### Raw data:
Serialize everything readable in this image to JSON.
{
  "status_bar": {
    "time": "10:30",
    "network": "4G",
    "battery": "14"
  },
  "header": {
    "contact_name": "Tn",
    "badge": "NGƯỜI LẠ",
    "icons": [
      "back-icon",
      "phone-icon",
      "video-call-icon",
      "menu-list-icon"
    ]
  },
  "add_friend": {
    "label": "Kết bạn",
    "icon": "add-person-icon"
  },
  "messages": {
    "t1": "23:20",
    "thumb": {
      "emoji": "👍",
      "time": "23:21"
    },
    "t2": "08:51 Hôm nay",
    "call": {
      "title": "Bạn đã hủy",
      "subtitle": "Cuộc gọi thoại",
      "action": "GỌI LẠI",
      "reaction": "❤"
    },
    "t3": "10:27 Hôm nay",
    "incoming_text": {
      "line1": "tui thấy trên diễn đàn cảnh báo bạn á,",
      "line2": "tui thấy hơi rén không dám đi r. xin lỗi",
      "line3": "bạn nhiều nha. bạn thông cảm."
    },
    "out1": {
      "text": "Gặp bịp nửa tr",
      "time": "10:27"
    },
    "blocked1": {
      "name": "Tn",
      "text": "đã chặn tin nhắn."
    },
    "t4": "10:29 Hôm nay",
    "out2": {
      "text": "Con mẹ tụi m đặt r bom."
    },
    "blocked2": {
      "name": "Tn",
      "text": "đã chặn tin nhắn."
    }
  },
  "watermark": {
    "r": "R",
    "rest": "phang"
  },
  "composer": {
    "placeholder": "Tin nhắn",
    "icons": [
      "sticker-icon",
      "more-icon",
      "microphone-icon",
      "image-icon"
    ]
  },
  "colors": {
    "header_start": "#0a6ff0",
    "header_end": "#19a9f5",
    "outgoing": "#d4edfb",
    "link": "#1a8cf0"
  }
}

==

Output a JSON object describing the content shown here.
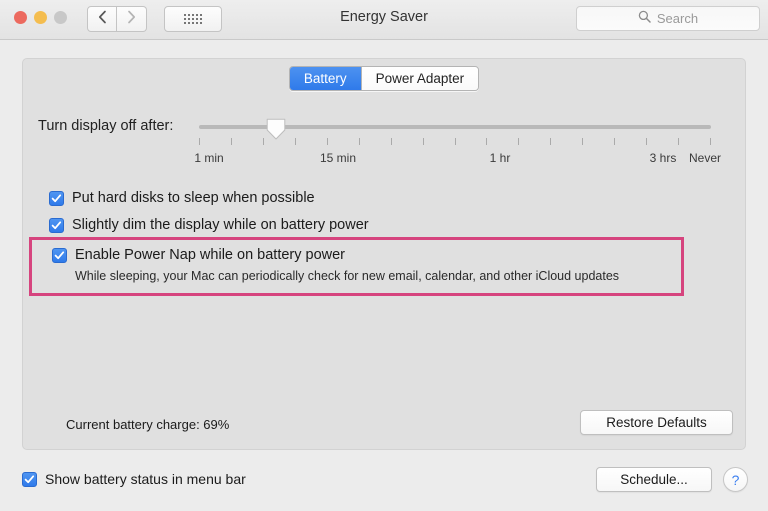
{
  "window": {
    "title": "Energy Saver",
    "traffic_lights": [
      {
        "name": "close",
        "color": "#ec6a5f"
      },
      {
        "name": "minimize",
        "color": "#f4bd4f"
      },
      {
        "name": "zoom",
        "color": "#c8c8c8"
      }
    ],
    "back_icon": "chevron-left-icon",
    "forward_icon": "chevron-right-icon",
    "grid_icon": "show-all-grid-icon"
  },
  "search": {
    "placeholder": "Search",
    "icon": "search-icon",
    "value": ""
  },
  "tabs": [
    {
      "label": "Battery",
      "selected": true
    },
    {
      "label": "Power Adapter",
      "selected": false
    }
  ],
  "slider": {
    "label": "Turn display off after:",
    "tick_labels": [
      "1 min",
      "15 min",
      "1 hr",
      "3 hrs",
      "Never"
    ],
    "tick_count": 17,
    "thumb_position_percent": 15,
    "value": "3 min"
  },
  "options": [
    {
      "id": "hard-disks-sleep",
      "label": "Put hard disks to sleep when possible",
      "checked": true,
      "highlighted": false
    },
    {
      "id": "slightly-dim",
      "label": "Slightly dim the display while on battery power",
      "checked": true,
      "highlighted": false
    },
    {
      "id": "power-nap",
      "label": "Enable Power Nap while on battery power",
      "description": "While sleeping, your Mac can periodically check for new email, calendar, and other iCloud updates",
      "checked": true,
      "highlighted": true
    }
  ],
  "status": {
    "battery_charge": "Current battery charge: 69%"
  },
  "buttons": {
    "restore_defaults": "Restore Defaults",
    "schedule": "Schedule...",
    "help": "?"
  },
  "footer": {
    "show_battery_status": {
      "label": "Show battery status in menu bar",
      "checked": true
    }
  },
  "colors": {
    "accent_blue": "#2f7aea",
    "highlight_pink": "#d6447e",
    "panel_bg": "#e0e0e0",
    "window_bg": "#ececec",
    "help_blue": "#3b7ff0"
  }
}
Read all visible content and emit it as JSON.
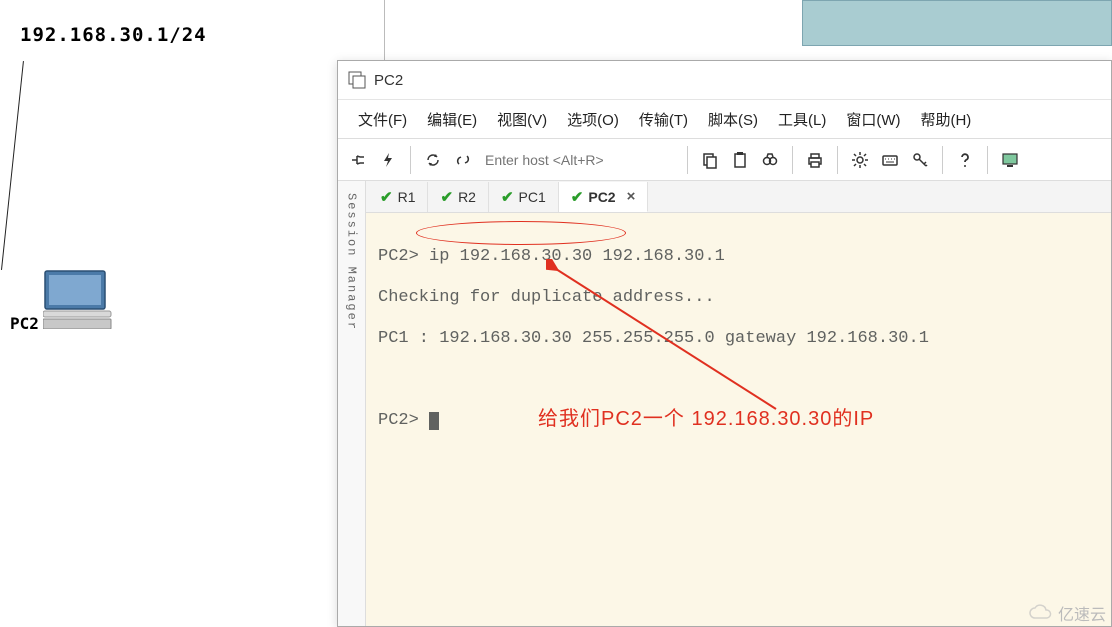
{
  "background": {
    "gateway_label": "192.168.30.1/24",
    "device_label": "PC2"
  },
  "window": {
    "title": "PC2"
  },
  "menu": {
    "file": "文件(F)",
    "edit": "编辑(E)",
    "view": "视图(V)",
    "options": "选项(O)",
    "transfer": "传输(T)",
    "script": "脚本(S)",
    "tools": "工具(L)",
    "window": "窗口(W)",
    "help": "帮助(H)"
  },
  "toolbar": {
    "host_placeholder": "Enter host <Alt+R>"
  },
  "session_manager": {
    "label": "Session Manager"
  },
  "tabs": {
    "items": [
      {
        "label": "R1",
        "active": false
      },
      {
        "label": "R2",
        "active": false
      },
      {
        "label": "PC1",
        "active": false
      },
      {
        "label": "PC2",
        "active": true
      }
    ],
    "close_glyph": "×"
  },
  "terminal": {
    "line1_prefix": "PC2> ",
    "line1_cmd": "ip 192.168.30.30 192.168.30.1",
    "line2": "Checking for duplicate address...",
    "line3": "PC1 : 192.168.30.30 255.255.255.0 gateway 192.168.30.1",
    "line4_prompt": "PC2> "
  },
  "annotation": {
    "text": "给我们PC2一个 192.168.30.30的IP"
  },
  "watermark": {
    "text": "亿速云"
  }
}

### Your goal:
Extract all lines containing the word "thấy".

### Task result:
      "line1": "tui thấy trên diễn đàn cảnh báo bạn á,",
      "line2": "tui thấy hơi rén không dám đi r. xin lỗi",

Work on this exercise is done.